Every record below should be printed exactly as given.

— START OF Records for this exercise —

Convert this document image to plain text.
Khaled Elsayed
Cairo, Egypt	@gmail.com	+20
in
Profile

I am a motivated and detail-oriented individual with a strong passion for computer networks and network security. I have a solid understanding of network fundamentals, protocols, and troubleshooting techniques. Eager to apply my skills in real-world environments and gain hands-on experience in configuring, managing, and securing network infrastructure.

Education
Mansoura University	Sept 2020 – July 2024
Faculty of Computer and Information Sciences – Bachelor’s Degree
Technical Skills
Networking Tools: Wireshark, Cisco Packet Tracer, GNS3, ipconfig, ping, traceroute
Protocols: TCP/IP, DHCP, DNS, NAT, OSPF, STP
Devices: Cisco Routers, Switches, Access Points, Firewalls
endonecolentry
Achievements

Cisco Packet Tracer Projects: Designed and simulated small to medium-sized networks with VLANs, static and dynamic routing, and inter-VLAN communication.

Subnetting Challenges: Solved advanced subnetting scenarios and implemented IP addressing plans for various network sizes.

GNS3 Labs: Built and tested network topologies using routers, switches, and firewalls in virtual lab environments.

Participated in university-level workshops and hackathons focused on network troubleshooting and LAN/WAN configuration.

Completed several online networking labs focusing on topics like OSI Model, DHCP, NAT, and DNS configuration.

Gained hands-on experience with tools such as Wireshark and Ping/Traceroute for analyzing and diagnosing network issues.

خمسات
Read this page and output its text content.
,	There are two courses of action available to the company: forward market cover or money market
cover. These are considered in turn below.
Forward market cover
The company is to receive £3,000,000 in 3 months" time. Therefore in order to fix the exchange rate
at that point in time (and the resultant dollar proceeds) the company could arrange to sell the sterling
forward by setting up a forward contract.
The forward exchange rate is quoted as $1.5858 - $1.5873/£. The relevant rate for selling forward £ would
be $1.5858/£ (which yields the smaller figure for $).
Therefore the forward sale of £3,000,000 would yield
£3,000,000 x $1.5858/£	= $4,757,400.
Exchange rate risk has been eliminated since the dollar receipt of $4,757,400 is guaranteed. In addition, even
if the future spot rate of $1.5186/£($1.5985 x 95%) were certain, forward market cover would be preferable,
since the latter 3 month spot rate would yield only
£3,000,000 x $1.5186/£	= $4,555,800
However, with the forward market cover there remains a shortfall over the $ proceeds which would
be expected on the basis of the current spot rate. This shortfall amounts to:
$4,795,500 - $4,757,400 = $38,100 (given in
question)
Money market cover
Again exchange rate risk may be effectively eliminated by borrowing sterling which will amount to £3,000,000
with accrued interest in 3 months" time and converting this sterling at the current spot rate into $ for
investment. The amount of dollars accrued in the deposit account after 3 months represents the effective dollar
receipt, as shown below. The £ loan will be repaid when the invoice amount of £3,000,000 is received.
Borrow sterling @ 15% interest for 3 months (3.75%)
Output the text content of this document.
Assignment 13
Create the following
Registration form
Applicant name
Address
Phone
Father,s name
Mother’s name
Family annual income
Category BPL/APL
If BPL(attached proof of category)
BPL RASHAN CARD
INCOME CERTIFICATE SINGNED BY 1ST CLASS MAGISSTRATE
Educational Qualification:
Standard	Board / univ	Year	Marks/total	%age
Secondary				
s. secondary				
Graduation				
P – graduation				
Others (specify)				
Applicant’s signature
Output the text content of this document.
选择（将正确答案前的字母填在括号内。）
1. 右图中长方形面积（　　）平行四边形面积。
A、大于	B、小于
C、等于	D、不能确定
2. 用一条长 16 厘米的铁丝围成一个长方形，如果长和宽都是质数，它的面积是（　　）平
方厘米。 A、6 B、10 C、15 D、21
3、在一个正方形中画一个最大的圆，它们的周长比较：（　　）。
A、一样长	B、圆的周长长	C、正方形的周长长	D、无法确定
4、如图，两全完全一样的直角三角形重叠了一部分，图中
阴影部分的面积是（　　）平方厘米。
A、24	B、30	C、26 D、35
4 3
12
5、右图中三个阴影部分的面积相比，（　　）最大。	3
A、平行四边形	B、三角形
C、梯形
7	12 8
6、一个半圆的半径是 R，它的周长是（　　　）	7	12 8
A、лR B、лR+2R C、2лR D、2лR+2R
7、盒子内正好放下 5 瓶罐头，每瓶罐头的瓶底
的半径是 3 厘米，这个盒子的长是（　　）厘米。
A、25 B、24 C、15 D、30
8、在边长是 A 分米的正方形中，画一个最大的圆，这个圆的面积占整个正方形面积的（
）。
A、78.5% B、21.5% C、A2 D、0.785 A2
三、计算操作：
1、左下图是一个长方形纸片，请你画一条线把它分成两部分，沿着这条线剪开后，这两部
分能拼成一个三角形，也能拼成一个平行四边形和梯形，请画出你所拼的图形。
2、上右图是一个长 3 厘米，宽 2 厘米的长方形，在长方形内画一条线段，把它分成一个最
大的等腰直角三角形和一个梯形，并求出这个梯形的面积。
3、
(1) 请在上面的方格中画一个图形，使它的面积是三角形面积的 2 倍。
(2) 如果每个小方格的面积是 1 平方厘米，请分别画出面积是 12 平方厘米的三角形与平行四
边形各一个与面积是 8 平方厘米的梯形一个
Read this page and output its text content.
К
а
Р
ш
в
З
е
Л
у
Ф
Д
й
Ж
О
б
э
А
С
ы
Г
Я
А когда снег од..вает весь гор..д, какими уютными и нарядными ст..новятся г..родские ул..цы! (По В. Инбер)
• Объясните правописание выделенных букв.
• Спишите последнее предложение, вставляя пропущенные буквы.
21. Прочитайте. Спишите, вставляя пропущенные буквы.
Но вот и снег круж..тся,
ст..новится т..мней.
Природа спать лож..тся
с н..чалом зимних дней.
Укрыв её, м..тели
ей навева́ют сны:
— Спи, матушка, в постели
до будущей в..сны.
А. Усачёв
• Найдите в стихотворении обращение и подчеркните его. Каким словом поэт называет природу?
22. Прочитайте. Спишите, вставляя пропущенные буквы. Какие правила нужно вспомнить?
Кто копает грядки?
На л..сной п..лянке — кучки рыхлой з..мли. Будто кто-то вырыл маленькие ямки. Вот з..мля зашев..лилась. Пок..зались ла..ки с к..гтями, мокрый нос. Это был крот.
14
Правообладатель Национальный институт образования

— END OF Records for this exercise —

Result of this exercise:
Convert this document image to plain text.
Khaled Elsayed
Cairo, Egypt	@gmail.com	+20
in
Profile

I am a motivated and detail-oriented individual with a strong passion for computer networks and network security. I have a solid understanding of network fundamentals, protocols, and troubleshooting techniques. Eager to apply my skills in real-world environments and gain hands-on experience in configuring, managing, and securing network infrastructure.

Education
Mansoura University	Sept 2020 – July 2024
Faculty of Computer and Information Sciences – Bachelor’s Degree
Technical Skills
Networking Tools: Wireshark, Cisco Packet Tracer, GNS3, ipconfig, ping, traceroute
Protocols: TCP/IP, DHCP, DNS, NAT, OSPF, STP
Devices: Cisco Routers, Switches, Access Points, Firewalls
endonecolentry
Achievements

Cisco Packet Tracer Projects: Designed and simulated small to medium-sized networks with VLANs, static and dynamic routing, and inter-VLAN communication.

Subnetting Challenges: Solved advanced subnetting scenarios and implemented IP addressing plans for various network sizes.

GNS3 Labs: Built and tested network topologies using routers, switches, and firewalls in virtual lab environments.

Participated in university-level workshops and hackathons focused on network troubleshooting and LAN/WAN configuration.

Completed several online networking labs focusing on topics like OSI Model, DHCP, NAT, and DNS configuration.

Gained hands-on experience with tools such as Wireshark and Ping/Traceroute for analyzing and diagnosing network issues.

خمسات
Read this page and output its text content.
,	There are two courses of action available to the company: forward market cover or money market
cover. These are considered in turn below.
Forward market cover
The company is to receive £3,000,000 in 3 months" time. Therefore in order to fix the exchange rate
at that point in time (and the resultant dollar proceeds) the company could arrange to sell the sterling
forward by setting up a forward contract.
The forward exchange rate is quoted as $1.5858 - $1.5873/£. The relevant rate for selling forward £ would
be $1.5858/£ (which yields the smaller figure for $).
Therefore the forward sale of £3,000,000 would yield
£3,000,000 x $1.5858/£	= $4,757,400.
Exchange rate risk has been eliminated since the dollar receipt of $4,757,400 is guaranteed. In addition, even
if the future spot rate of $1.5186/£($1.5985 x 95%) were certain, forward market cover would be preferable,
since the latter 3 month spot rate would yield only
£3,000,000 x $1.5186/£	= $4,555,800
However, with the forward market cover there remains a shortfall over the $ proceeds which would
be expected on the basis of the current spot rate. This shortfall amounts to:
$4,795,500 - $4,757,400 = $38,100 (given in
question)
Money market cover
Again exchange rate risk may be effectively eliminated by borrowing sterling which will amount to £3,000,000
with accrued interest in 3 months" time and converting this sterling at the current spot rate into $ for
investment. The amount of dollars accrued in the deposit account after 3 months represents the effective dollar
receipt, as shown below. The £ loan will be repaid when the invoice amount of £3,000,000 is received.
Borrow sterling @ 15% interest for 3 months (3.75%)
Output the text content of this document.
Assignment 13
Create the following
Registration form
Applicant name
Address
Phone
Father,s name
Mother’s name
Family annual income
Category BPL/APL
If BPL(attached proof of category)
BPL RASHAN CARD
INCOME CERTIFICATE SINGNED BY 1ST CLASS MAGISSTRATE
Educational Qualification:
Standard	Board / univ	Year	Marks/total	%age
Secondary				
s. secondary				
Graduation				
P – graduation				
Others (specify)				
Applicant’s signature
Output the text content of this document.
选择（将正确答案前的字母填在括号内。）
1. 右图中长方形面积（　　）平行四边形面积。
A、大于	B、小于
C、等于	D、不能确定
2. 用一条长 16 厘米的铁丝围成一个长方形，如果长和宽都是质数，它的面积是（　　）平
方厘米。 A、6 B、10 C、15 D、21
3、在一个正方形中画一个最大的圆，它们的周长比较：（　　）。
A、一样长	B、圆的周长长	C、正方形的周长长	D、无法确定
4、如图，两全完全一样的直角三角形重叠了一部分，图中
阴影部分的面积是（　　）平方厘米。
A、24	B、30	C、26 D、35
4 3
12
5、右图中三个阴影部分的面积相比，（　　）最大。	3
A、平行四边形	B、三角形
C、梯形
7	12 8
6、一个半圆的半径是 R，它的周长是（　　　）	7	12 8
A、лR B、лR+2R C、2лR D、2лR+2R
7、盒子内正好放下 5 瓶罐头，每瓶罐头的瓶底
的半径是 3 厘米，这个盒子的长是（　　）厘米。
A、25 B、24 C、15 D、30
8、在边长是 A 分米的正方形中，画一个最大的圆，这个圆的面积占整个正方形面积的（
）。
A、78.5% B、21.5% C、A2 D、0.785 A2
三、计算操作：
1、左下图是一个长方形纸片，请你画一条线把它分成两部分，沿着这条线剪开后，这两部
分能拼成一个三角形，也能拼成一个平行四边形和梯形，请画出你所拼的图形。
2、上右图是一个长 3 厘米，宽 2 厘米的长方形，在长方形内画一条线段，把它分成一个最
大的等腰直角三角形和一个梯形，并求出这个梯形的面积。
3、
(1) 请在上面的方格中画一个图形，使它的面积是三角形面积的 2 倍。
(2) 如果每个小方格的面积是 1 平方厘米，请分别画出面积是 12 平方厘米的三角形与平行四
边形各一个与面积是 8 平方厘米的梯形一个
Read this page and output its text content.
К
а
Р
ш
в
З
е
Л
у
Ф
Д
й
Ж
О
б
э
А
С
ы
Г
Я
А когда снег од..вает весь гор..д, какими уютными и нарядными ст..новятся г..родские ул..цы! (По В. Инбер)
• Объясните правописание выделенных букв.
• Спишите последнее предложение, вставляя пропущенные буквы.
21. Прочитайте. Спишите, вставляя пропущенные буквы.
Но вот и снег круж..тся,
ст..новится т..мней.
Природа спать лож..тся
с н..чалом зимних дней.
Укрыв её, м..тели
ей навева́ют сны:
— Спи, матушка, в постели
до будущей в..сны.
А. Усачёв
• Найдите в стихотворении обращение и подчеркните его. Каким словом поэт называет природу?
22. Прочитайте. Спишите, вставляя пропущенные буквы. Какие правила нужно вспомнить?
Кто копает грядки?
На л..сной п..лянке — кучки рыхлой з..мли. Будто кто-то вырыл маленькие ямки. Вот з..мля зашев..лилась. Пок..зались ла..ки с к..гтями, мокрый нос. Это был крот.
14
Правообладатель Национальный институт образования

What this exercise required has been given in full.